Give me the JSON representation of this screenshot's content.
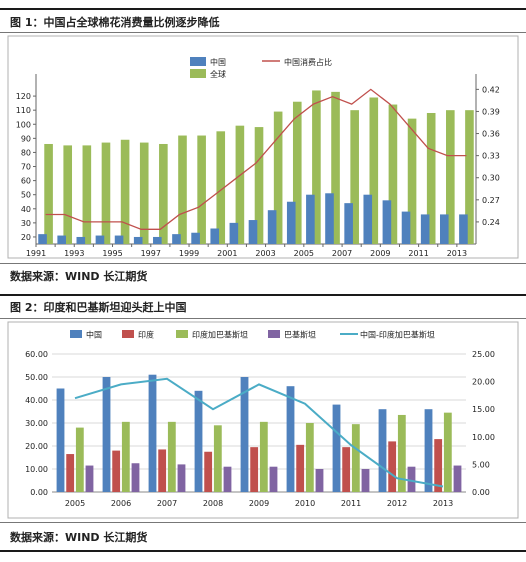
{
  "figure1": {
    "title": "图 1：中国占全球棉花消费量比例逐步降低",
    "source": "数据来源：WIND  长江期货"
  },
  "figure2": {
    "title": "图 2：印度和巴基斯坦迎头赶上中国",
    "source": "数据来源：WIND  长江期货"
  },
  "chart_data": [
    {
      "type": "bar",
      "categories": [
        "1991",
        "1992",
        "1993",
        "1994",
        "1995",
        "1996",
        "1997",
        "1998",
        "1999",
        "2000",
        "2001",
        "2002",
        "2003",
        "2004",
        "2005",
        "2006",
        "2007",
        "2008",
        "2009",
        "2010",
        "2011",
        "2012",
        "2013"
      ],
      "x_tick_labels": [
        "1991",
        "1993",
        "1995",
        "1997",
        "1999",
        "2001",
        "2003",
        "2005",
        "2007",
        "2009",
        "2011",
        "2013"
      ],
      "series": [
        {
          "name": "中国",
          "kind": "bar",
          "axis": "left",
          "color": "#4f81bd",
          "values": [
            22,
            21,
            20,
            21,
            21,
            20,
            20,
            22,
            23,
            26,
            30,
            32,
            39,
            45,
            50,
            51,
            44,
            50,
            46,
            38,
            36,
            36,
            36
          ]
        },
        {
          "name": "全球",
          "kind": "bar",
          "axis": "left",
          "color": "#9bbb59",
          "values": [
            86,
            85,
            85,
            87,
            89,
            87,
            86,
            92,
            92,
            95,
            99,
            98,
            109,
            116,
            124,
            123,
            110,
            119,
            114,
            104,
            108,
            110,
            110
          ]
        },
        {
          "name": "中国消费占比",
          "kind": "line",
          "axis": "right",
          "color": "#c0504d",
          "values": [
            0.25,
            0.25,
            0.24,
            0.24,
            0.24,
            0.23,
            0.23,
            0.25,
            0.26,
            0.28,
            0.3,
            0.32,
            0.35,
            0.38,
            0.4,
            0.41,
            0.4,
            0.42,
            0.4,
            0.37,
            0.34,
            0.33,
            0.33
          ]
        }
      ],
      "y_left": {
        "min": 15,
        "max": 130,
        "ticks": [
          20,
          30,
          40,
          50,
          60,
          70,
          80,
          90,
          100,
          110,
          120
        ]
      },
      "y_right": {
        "min": 0.21,
        "max": 0.43,
        "ticks": [
          "0.24",
          "0.27",
          "0.30",
          "0.33",
          "0.36",
          "0.39",
          "0.42"
        ]
      },
      "legend_position": "top",
      "grid": false
    },
    {
      "type": "bar",
      "categories": [
        "2005",
        "2006",
        "2007",
        "2008",
        "2009",
        "2010",
        "2011",
        "2012",
        "2013"
      ],
      "series": [
        {
          "name": "中国",
          "kind": "bar",
          "axis": "left",
          "color": "#4f81bd",
          "values": [
            45.0,
            50.0,
            51.0,
            44.0,
            50.0,
            46.0,
            38.0,
            36.0,
            36.0
          ]
        },
        {
          "name": "印度",
          "kind": "bar",
          "axis": "left",
          "color": "#c0504d",
          "values": [
            16.5,
            18.0,
            18.5,
            17.5,
            19.5,
            20.5,
            19.5,
            22.0,
            23.0
          ]
        },
        {
          "name": "印度加巴基斯坦",
          "kind": "bar",
          "axis": "left",
          "color": "#9bbb59",
          "values": [
            28.0,
            30.5,
            30.5,
            29.0,
            30.5,
            30.0,
            29.5,
            33.5,
            34.5
          ]
        },
        {
          "name": "巴基斯坦",
          "kind": "bar",
          "axis": "left",
          "color": "#8064a2",
          "values": [
            11.5,
            12.5,
            12.0,
            11.0,
            11.0,
            10.0,
            10.0,
            11.0,
            11.5
          ]
        },
        {
          "name": "中国-印度加巴基斯坦",
          "kind": "line",
          "axis": "right",
          "color": "#4bacc6",
          "values": [
            17.0,
            19.5,
            20.5,
            15.0,
            19.5,
            16.0,
            8.5,
            2.5,
            1.0
          ]
        }
      ],
      "y_left": {
        "min": 0,
        "max": 60,
        "ticks": [
          "0.00",
          "10.00",
          "20.00",
          "30.00",
          "40.00",
          "50.00",
          "60.00"
        ]
      },
      "y_right": {
        "min": 0,
        "max": 25,
        "ticks": [
          "0.00",
          "5.00",
          "10.00",
          "15.00",
          "20.00",
          "25.00"
        ]
      },
      "legend_position": "top",
      "grid": true
    }
  ]
}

• _Written problem_
Repeat all of the records verbatim, leaving out the pictures.

• _Answer to this task_
Give me the JSON representation of this screenshot's content.
{
  "figure1": {
    "title": "图 1：中国占全球棉花消费量比例逐步降低",
    "source": "数据来源：WIND  长江期货"
  },
  "figure2": {
    "title": "图 2：印度和巴基斯坦迎头赶上中国",
    "source": "数据来源：WIND  长江期货"
  },
  "chart_data": [
    {
      "type": "bar",
      "categories": [
        "1991",
        "1992",
        "1993",
        "1994",
        "1995",
        "1996",
        "1997",
        "1998",
        "1999",
        "2000",
        "2001",
        "2002",
        "2003",
        "2004",
        "2005",
        "2006",
        "2007",
        "2008",
        "2009",
        "2010",
        "2011",
        "2012",
        "2013"
      ],
      "x_tick_labels": [
        "1991",
        "1993",
        "1995",
        "1997",
        "1999",
        "2001",
        "2003",
        "2005",
        "2007",
        "2009",
        "2011",
        "2013"
      ],
      "series": [
        {
          "name": "中国",
          "kind": "bar",
          "axis": "left",
          "color": "#4f81bd",
          "values": [
            22,
            21,
            20,
            21,
            21,
            20,
            20,
            22,
            23,
            26,
            30,
            32,
            39,
            45,
            50,
            51,
            44,
            50,
            46,
            38,
            36,
            36,
            36
          ]
        },
        {
          "name": "全球",
          "kind": "bar",
          "axis": "left",
          "color": "#9bbb59",
          "values": [
            86,
            85,
            85,
            87,
            89,
            87,
            86,
            92,
            92,
            95,
            99,
            98,
            109,
            116,
            124,
            123,
            110,
            119,
            114,
            104,
            108,
            110,
            110
          ]
        },
        {
          "name": "中国消费占比",
          "kind": "line",
          "axis": "right",
          "color": "#c0504d",
          "values": [
            0.25,
            0.25,
            0.24,
            0.24,
            0.24,
            0.23,
            0.23,
            0.25,
            0.26,
            0.28,
            0.3,
            0.32,
            0.35,
            0.38,
            0.4,
            0.41,
            0.4,
            0.42,
            0.4,
            0.37,
            0.34,
            0.33,
            0.33
          ]
        }
      ],
      "y_left": {
        "min": 15,
        "max": 130,
        "ticks": [
          20,
          30,
          40,
          50,
          60,
          70,
          80,
          90,
          100,
          110,
          120
        ]
      },
      "y_right": {
        "min": 0.21,
        "max": 0.43,
        "ticks": [
          "0.24",
          "0.27",
          "0.30",
          "0.33",
          "0.36",
          "0.39",
          "0.42"
        ]
      },
      "legend_position": "top",
      "grid": false
    },
    {
      "type": "bar",
      "categories": [
        "2005",
        "2006",
        "2007",
        "2008",
        "2009",
        "2010",
        "2011",
        "2012",
        "2013"
      ],
      "series": [
        {
          "name": "中国",
          "kind": "bar",
          "axis": "left",
          "color": "#4f81bd",
          "values": [
            45.0,
            50.0,
            51.0,
            44.0,
            50.0,
            46.0,
            38.0,
            36.0,
            36.0
          ]
        },
        {
          "name": "印度",
          "kind": "bar",
          "axis": "left",
          "color": "#c0504d",
          "values": [
            16.5,
            18.0,
            18.5,
            17.5,
            19.5,
            20.5,
            19.5,
            22.0,
            23.0
          ]
        },
        {
          "name": "印度加巴基斯坦",
          "kind": "bar",
          "axis": "left",
          "color": "#9bbb59",
          "values": [
            28.0,
            30.5,
            30.5,
            29.0,
            30.5,
            30.0,
            29.5,
            33.5,
            34.5
          ]
        },
        {
          "name": "巴基斯坦",
          "kind": "bar",
          "axis": "left",
          "color": "#8064a2",
          "values": [
            11.5,
            12.5,
            12.0,
            11.0,
            11.0,
            10.0,
            10.0,
            11.0,
            11.5
          ]
        },
        {
          "name": "中国-印度加巴基斯坦",
          "kind": "line",
          "axis": "right",
          "color": "#4bacc6",
          "values": [
            17.0,
            19.5,
            20.5,
            15.0,
            19.5,
            16.0,
            8.5,
            2.5,
            1.0
          ]
        }
      ],
      "y_left": {
        "min": 0,
        "max": 60,
        "ticks": [
          "0.00",
          "10.00",
          "20.00",
          "30.00",
          "40.00",
          "50.00",
          "60.00"
        ]
      },
      "y_right": {
        "min": 0,
        "max": 25,
        "ticks": [
          "0.00",
          "5.00",
          "10.00",
          "15.00",
          "20.00",
          "25.00"
        ]
      },
      "legend_position": "top",
      "grid": true
    }
  ]
}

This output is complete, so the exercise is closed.